- [Recorded information]
--------

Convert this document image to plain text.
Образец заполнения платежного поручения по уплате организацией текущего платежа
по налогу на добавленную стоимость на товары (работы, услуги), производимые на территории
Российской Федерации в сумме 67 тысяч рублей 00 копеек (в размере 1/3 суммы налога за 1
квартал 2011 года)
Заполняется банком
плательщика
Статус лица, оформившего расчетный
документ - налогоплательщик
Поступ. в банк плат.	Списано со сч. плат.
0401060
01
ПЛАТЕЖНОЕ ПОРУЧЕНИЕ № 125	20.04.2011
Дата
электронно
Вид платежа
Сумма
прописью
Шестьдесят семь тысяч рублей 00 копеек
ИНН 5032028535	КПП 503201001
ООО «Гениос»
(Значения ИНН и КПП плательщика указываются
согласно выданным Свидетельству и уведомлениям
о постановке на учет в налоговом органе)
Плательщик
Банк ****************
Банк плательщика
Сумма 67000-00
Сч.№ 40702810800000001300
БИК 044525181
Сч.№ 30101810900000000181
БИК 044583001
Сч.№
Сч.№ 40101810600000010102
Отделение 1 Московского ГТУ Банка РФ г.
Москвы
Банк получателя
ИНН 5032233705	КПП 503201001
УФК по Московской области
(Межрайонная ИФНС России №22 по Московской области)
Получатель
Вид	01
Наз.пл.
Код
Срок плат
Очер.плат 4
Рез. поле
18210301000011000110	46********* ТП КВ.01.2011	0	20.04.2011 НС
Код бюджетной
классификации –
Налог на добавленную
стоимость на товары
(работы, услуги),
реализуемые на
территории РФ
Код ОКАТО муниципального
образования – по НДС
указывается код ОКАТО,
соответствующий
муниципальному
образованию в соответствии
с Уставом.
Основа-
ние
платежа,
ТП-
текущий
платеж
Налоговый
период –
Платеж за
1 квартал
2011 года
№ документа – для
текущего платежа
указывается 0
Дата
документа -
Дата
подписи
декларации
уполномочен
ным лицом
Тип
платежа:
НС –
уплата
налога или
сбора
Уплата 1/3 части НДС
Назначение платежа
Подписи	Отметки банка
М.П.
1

--------

- [Goal] Go through the data and count each line that has the word "области", then give the total alone.

- [Expected answer] 2